## Job
Copy all of the material exactly. Pictures are not to appear in the copy.

## Given records

══════

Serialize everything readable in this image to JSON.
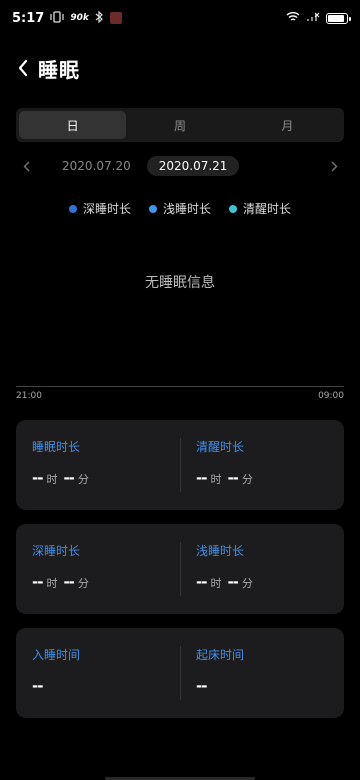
{
  "status": {
    "time": "5:17",
    "speed": "90k"
  },
  "page": {
    "title": "睡眠"
  },
  "tabs": [
    {
      "label": "日"
    },
    {
      "label": "周"
    },
    {
      "label": "月"
    }
  ],
  "date": {
    "previous": "2020.07.20",
    "current": "2020.07.21"
  },
  "legend": [
    {
      "label": "深睡时长",
      "color": "#2f73d8"
    },
    {
      "label": "浅睡时长",
      "color": "#3e97ec"
    },
    {
      "label": "清醒时长",
      "color": "#36c6d8"
    }
  ],
  "empty_message": "无睡眠信息",
  "axis": {
    "start": "21:00",
    "end": "09:00"
  },
  "cards": {
    "sleep_duration": {
      "label": "睡眠时长",
      "hours": "--",
      "hour_unit": "时",
      "minutes": "--",
      "minute_unit": "分"
    },
    "awake_duration": {
      "label": "清醒时长",
      "hours": "--",
      "hour_unit": "时",
      "minutes": "--",
      "minute_unit": "分"
    },
    "deep_duration": {
      "label": "深睡时长",
      "hours": "--",
      "hour_unit": "时",
      "minutes": "--",
      "minute_unit": "分"
    },
    "light_duration": {
      "label": "浅睡时长",
      "hours": "--",
      "hour_unit": "时",
      "minutes": "--",
      "minute_unit": "分"
    },
    "bedtime": {
      "label": "入睡时间",
      "value": "--"
    },
    "wake_time": {
      "label": "起床时间",
      "value": "--"
    }
  }
}
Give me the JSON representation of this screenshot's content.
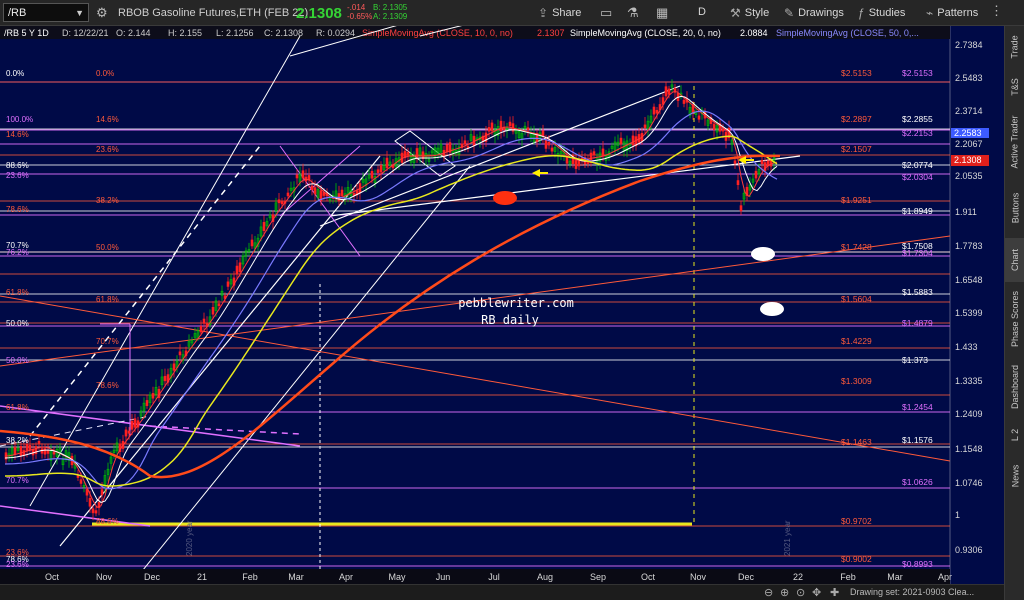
{
  "toolbar": {
    "symbol": "/RB",
    "description": "RBOB Gasoline Futures,ETH (FEB 22)",
    "last_price": "2.1308",
    "change": "-.014",
    "change_pct": "-0.65%",
    "bid": "B: 2.1305",
    "ask": "A: 2.1309",
    "share_label": "Share",
    "period_label": "D",
    "style_label": "Style",
    "drawings_label": "Drawings",
    "studies_label": "Studies",
    "patterns_label": "Patterns"
  },
  "info_bar": {
    "title": "/RB 5 Y 1D",
    "date": "D: 12/22/21",
    "open": "O: 2.144",
    "high": "H: 2.155",
    "low": "L: 2.1256",
    "close": "C: 2.1308",
    "range": "R: 0.0294",
    "sma10_label": "SimpleMovingAvg (CLOSE, 10, 0, no)",
    "sma10_value": "2.1307",
    "sma20_label": "SimpleMovingAvg (CLOSE, 20, 0, no)",
    "sma20_value": "2.0884",
    "sma50_label": "SimpleMovingAvg (CLOSE, 50, 0,..."
  },
  "right_tabs": [
    "Trade",
    "T&S",
    "Active Trader",
    "Buttons",
    "Chart",
    "Phase Scores",
    "Dashboard",
    "L 2",
    "News"
  ],
  "right_tab_active": "Chart",
  "price_axis": {
    "ticks": [
      "2.7384",
      "2.5483",
      "2.3714",
      "2.2067",
      "2.0535",
      "1.911",
      "1.7783",
      "1.6548",
      "1.5399",
      "1.433",
      "1.3335",
      "1.2409",
      "1.1548",
      "1.0746",
      "1",
      "0.9306"
    ],
    "badges": [
      {
        "value": "2.2583",
        "color": "#3d5bff"
      },
      {
        "value": "2.1308",
        "color": "#e0201b"
      }
    ]
  },
  "x_axis": {
    "labels": [
      "Oct",
      "Nov",
      "Dec",
      "21",
      "Feb",
      "Mar",
      "Apr",
      "May",
      "Jun",
      "Jul",
      "Aug",
      "Sep",
      "Oct",
      "Nov",
      "Dec",
      "22",
      "Feb",
      "Mar",
      "Apr"
    ]
  },
  "fib_left_outer": [
    "0.0%",
    "100.0%",
    "14.6%",
    "88.6%",
    "23.6%",
    "78.6%",
    "70.7%",
    "76.2%",
    "61.8%",
    "50.0%",
    "50.0%",
    "61.8%",
    "38.2%",
    "70.7%",
    "23.6%",
    "78.6%",
    "23.6%"
  ],
  "fib_left_inner": [
    "0.0%",
    "14.6%",
    "23.6%",
    "38.2%",
    "50.0%",
    "61.8%",
    "70.7%",
    "78.6%",
    "88.6%"
  ],
  "fib_right_red": [
    "$2.5153",
    "$2.2897",
    "$2.1507",
    "$1.9251",
    "$1.7428",
    "$1.5604",
    "$1.4229",
    "$1.3009",
    "$1.1463",
    "$0.9702",
    "$0.9002"
  ],
  "fib_right_purple": [
    "$2.5153",
    "$2.2153",
    "$2.0304",
    "$1.7304",
    "$1.4879",
    "$1.2454",
    "$1.0626",
    "$0.8993"
  ],
  "fib_right_white": [
    "$2.2855",
    "$2.0774",
    "$1.8949",
    "$1.7508",
    "$1.5883",
    "$1.373",
    "$1.1576"
  ],
  "watermark": {
    "line1": "pebblewriter.com",
    "line2": "RB daily"
  },
  "year_labels": [
    "2020 year",
    "2021 year"
  ],
  "bottom": {
    "drawing_set": "Drawing set: 2021-0903 Clea..."
  },
  "colors": {
    "chart_bg": "#000a47",
    "sma10": "#ff3b3b",
    "sma20": "#ffffff",
    "sma50": "#7a7aff",
    "sma100": "#e8e81e",
    "sma200": "#ff4a1a",
    "up_candle": "#00c000",
    "down_candle": "#ff2020",
    "fib_purple": "#e070ff",
    "fib_red": "#ff5a3a"
  }
}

══════

## Task solution
Serialize everything readable in this image to JSON.
{
  "status": {
    "time": "5:17",
    "speed": "90k"
  },
  "page": {
    "title": "睡眠"
  },
  "tabs": [
    {
      "label": "日"
    },
    {
      "label": "周"
    },
    {
      "label": "月"
    }
  ],
  "date": {
    "previous": "2020.07.20",
    "current": "2020.07.21"
  },
  "legend": [
    {
      "label": "深睡时长",
      "color": "#2f73d8"
    },
    {
      "label": "浅睡时长",
      "color": "#3e97ec"
    },
    {
      "label": "清醒时长",
      "color": "#36c6d8"
    }
  ],
  "empty_message": "无睡眠信息",
  "axis": {
    "start": "21:00",
    "end": "09:00"
  },
  "cards": {
    "sleep_duration": {
      "label": "睡眠时长",
      "hours": "--",
      "hour_unit": "时",
      "minutes": "--",
      "minute_unit": "分"
    },
    "awake_duration": {
      "label": "清醒时长",
      "hours": "--",
      "hour_unit": "时",
      "minutes": "--",
      "minute_unit": "分"
    },
    "deep_duration": {
      "label": "深睡时长",
      "hours": "--",
      "hour_unit": "时",
      "minutes": "--",
      "minute_unit": "分"
    },
    "light_duration": {
      "label": "浅睡时长",
      "hours": "--",
      "hour_unit": "时",
      "minutes": "--",
      "minute_unit": "分"
    },
    "bedtime": {
      "label": "入睡时间",
      "value": "--"
    },
    "wake_time": {
      "label": "起床时间",
      "value": "--"
    }
  }
}
Give me the JSON representation of this screenshot's content.
{
  "toolbar": {
    "symbol": "/RB",
    "description": "RBOB Gasoline Futures,ETH (FEB 22)",
    "last_price": "2.1308",
    "change": "-.014",
    "change_pct": "-0.65%",
    "bid": "B: 2.1305",
    "ask": "A: 2.1309",
    "share_label": "Share",
    "period_label": "D",
    "style_label": "Style",
    "drawings_label": "Drawings",
    "studies_label": "Studies",
    "patterns_label": "Patterns"
  },
  "info_bar": {
    "title": "/RB 5 Y 1D",
    "date": "D: 12/22/21",
    "open": "O: 2.144",
    "high": "H: 2.155",
    "low": "L: 2.1256",
    "close": "C: 2.1308",
    "range": "R: 0.0294",
    "sma10_label": "SimpleMovingAvg (CLOSE, 10, 0, no)",
    "sma10_value": "2.1307",
    "sma20_label": "SimpleMovingAvg (CLOSE, 20, 0, no)",
    "sma20_value": "2.0884",
    "sma50_label": "SimpleMovingAvg (CLOSE, 50, 0,..."
  },
  "right_tabs": [
    "Trade",
    "T&S",
    "Active Trader",
    "Buttons",
    "Chart",
    "Phase Scores",
    "Dashboard",
    "L 2",
    "News"
  ],
  "right_tab_active": "Chart",
  "price_axis": {
    "ticks": [
      "2.7384",
      "2.5483",
      "2.3714",
      "2.2067",
      "2.0535",
      "1.911",
      "1.7783",
      "1.6548",
      "1.5399",
      "1.433",
      "1.3335",
      "1.2409",
      "1.1548",
      "1.0746",
      "1",
      "0.9306"
    ],
    "badges": [
      {
        "value": "2.2583",
        "color": "#3d5bff"
      },
      {
        "value": "2.1308",
        "color": "#e0201b"
      }
    ]
  },
  "x_axis": {
    "labels": [
      "Oct",
      "Nov",
      "Dec",
      "21",
      "Feb",
      "Mar",
      "Apr",
      "May",
      "Jun",
      "Jul",
      "Aug",
      "Sep",
      "Oct",
      "Nov",
      "Dec",
      "22",
      "Feb",
      "Mar",
      "Apr"
    ]
  },
  "fib_left_outer": [
    "0.0%",
    "100.0%",
    "14.6%",
    "88.6%",
    "23.6%",
    "78.6%",
    "70.7%",
    "76.2%",
    "61.8%",
    "50.0%",
    "50.0%",
    "61.8%",
    "38.2%",
    "70.7%",
    "23.6%",
    "78.6%",
    "23.6%"
  ],
  "fib_left_inner": [
    "0.0%",
    "14.6%",
    "23.6%",
    "38.2%",
    "50.0%",
    "61.8%",
    "70.7%",
    "78.6%",
    "88.6%"
  ],
  "fib_right_red": [
    "$2.5153",
    "$2.2897",
    "$2.1507",
    "$1.9251",
    "$1.7428",
    "$1.5604",
    "$1.4229",
    "$1.3009",
    "$1.1463",
    "$0.9702",
    "$0.9002"
  ],
  "fib_right_purple": [
    "$2.5153",
    "$2.2153",
    "$2.0304",
    "$1.7304",
    "$1.4879",
    "$1.2454",
    "$1.0626",
    "$0.8993"
  ],
  "fib_right_white": [
    "$2.2855",
    "$2.0774",
    "$1.8949",
    "$1.7508",
    "$1.5883",
    "$1.373",
    "$1.1576"
  ],
  "watermark": {
    "line1": "pebblewriter.com",
    "line2": "RB daily"
  },
  "year_labels": [
    "2020 year",
    "2021 year"
  ],
  "bottom": {
    "drawing_set": "Drawing set: 2021-0903 Clea..."
  },
  "colors": {
    "chart_bg": "#000a47",
    "sma10": "#ff3b3b",
    "sma20": "#ffffff",
    "sma50": "#7a7aff",
    "sma100": "#e8e81e",
    "sma200": "#ff4a1a",
    "up_candle": "#00c000",
    "down_candle": "#ff2020",
    "fib_purple": "#e070ff",
    "fib_red": "#ff5a3a"
  }
}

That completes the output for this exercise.